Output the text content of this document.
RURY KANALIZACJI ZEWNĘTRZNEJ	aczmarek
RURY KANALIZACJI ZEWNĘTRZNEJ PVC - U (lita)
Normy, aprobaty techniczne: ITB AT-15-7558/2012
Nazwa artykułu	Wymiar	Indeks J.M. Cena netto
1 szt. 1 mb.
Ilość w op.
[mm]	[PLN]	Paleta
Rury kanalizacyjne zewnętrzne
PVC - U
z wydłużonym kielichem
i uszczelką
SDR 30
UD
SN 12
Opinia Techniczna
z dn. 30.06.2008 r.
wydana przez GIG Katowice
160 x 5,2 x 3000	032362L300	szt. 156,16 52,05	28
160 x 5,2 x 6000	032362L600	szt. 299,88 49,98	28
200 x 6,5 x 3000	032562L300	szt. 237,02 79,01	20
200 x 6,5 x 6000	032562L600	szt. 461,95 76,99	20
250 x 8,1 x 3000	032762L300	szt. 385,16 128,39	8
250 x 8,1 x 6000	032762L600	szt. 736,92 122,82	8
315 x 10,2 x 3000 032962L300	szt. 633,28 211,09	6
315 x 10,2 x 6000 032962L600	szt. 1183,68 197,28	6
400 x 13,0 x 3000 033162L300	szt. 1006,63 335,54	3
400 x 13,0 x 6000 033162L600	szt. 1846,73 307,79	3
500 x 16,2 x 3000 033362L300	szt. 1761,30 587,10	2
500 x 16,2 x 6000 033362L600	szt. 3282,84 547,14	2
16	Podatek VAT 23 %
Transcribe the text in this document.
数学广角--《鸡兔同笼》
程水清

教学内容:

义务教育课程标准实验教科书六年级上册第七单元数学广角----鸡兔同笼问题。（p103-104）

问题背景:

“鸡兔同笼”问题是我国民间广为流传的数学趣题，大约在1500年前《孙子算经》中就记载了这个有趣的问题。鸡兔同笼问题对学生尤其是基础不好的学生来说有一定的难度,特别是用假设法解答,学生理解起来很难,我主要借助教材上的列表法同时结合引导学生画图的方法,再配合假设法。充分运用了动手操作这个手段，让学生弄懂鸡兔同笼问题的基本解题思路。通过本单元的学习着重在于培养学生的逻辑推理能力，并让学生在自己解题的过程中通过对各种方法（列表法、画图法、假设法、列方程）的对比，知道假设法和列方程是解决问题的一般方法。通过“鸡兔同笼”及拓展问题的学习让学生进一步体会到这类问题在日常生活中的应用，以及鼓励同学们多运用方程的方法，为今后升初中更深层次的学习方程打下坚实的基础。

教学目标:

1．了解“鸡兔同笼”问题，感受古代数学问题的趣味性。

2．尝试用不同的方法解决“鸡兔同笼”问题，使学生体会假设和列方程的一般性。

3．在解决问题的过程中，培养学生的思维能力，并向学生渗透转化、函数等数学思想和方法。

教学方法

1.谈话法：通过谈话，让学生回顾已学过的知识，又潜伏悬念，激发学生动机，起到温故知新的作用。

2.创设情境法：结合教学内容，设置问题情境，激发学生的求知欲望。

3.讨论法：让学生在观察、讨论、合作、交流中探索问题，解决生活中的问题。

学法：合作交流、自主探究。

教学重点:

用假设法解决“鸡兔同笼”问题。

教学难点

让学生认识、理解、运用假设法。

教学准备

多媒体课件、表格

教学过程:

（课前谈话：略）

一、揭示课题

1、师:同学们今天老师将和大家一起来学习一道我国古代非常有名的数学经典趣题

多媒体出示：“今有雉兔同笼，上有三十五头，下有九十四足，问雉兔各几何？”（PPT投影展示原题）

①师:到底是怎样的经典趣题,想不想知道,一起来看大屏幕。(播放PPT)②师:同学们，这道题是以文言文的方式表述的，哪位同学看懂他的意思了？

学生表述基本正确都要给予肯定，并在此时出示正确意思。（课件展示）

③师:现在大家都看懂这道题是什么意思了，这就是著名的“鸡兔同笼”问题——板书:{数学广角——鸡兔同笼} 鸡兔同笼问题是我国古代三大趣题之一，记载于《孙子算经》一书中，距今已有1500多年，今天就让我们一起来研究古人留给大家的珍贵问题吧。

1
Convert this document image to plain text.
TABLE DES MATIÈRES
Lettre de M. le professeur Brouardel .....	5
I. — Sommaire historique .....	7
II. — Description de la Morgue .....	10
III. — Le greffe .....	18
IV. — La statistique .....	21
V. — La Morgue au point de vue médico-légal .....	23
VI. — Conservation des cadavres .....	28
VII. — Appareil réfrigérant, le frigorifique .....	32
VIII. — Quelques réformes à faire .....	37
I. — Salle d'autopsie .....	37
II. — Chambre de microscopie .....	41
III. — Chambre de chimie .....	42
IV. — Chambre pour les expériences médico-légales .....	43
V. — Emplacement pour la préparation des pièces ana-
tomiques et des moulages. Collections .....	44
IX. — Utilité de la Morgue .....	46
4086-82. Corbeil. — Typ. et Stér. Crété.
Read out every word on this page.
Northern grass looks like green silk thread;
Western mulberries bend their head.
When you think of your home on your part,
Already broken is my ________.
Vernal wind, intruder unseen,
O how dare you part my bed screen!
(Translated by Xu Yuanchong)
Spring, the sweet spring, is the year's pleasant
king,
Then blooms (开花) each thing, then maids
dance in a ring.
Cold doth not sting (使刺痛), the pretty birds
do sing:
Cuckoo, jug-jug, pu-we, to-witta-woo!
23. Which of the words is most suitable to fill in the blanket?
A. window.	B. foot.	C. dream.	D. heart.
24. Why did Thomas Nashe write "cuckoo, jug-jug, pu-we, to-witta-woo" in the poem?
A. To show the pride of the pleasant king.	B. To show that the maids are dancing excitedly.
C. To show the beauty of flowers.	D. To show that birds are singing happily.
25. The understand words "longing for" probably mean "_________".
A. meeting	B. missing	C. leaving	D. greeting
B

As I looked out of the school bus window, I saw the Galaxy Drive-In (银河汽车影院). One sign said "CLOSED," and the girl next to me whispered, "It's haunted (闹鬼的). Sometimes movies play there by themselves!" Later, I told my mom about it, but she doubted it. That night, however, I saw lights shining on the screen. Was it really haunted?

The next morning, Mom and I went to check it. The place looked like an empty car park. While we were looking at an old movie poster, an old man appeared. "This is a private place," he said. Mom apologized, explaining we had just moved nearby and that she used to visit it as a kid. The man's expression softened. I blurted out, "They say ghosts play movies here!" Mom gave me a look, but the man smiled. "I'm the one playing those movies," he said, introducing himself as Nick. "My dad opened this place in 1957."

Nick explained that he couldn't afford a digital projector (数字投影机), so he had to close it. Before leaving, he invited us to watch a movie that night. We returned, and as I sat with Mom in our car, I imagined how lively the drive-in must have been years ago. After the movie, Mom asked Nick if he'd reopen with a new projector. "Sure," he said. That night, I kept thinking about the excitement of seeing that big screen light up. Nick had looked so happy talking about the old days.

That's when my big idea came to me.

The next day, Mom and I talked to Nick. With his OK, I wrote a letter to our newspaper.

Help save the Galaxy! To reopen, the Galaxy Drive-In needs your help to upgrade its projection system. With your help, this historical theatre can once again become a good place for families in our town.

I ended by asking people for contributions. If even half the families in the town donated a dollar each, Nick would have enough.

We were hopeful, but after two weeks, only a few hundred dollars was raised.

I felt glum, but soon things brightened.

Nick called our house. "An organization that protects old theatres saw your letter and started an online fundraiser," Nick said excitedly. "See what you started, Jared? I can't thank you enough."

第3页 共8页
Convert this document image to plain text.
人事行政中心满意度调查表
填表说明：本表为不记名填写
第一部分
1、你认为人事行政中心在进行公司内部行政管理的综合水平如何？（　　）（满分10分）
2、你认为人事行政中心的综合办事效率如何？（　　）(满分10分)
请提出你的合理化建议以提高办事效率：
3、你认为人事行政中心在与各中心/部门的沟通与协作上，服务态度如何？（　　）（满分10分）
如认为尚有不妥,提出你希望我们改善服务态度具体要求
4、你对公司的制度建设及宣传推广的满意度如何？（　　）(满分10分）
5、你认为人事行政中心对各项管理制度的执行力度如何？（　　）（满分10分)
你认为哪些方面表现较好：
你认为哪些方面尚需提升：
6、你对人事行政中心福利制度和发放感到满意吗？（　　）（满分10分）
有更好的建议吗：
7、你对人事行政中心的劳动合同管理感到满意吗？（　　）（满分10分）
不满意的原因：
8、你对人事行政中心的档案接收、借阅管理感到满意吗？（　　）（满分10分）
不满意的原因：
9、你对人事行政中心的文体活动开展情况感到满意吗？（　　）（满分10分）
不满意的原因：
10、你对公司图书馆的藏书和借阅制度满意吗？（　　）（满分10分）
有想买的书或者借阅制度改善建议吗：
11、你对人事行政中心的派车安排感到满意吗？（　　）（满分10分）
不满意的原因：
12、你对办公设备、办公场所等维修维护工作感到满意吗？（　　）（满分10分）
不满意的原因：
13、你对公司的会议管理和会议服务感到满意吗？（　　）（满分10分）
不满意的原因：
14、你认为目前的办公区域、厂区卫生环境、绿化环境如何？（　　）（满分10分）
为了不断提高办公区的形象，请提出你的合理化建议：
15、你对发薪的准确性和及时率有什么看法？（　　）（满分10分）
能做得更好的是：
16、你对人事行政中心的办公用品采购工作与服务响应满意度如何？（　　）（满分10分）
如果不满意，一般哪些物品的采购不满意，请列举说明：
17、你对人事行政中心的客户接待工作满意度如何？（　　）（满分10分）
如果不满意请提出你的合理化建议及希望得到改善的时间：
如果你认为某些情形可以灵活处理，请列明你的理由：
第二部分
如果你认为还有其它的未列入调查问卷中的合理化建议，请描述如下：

++++++

* [Task goal]: Count the lines in the records above that contain the word "witta", and give only that number.

* [Answer in full]: 2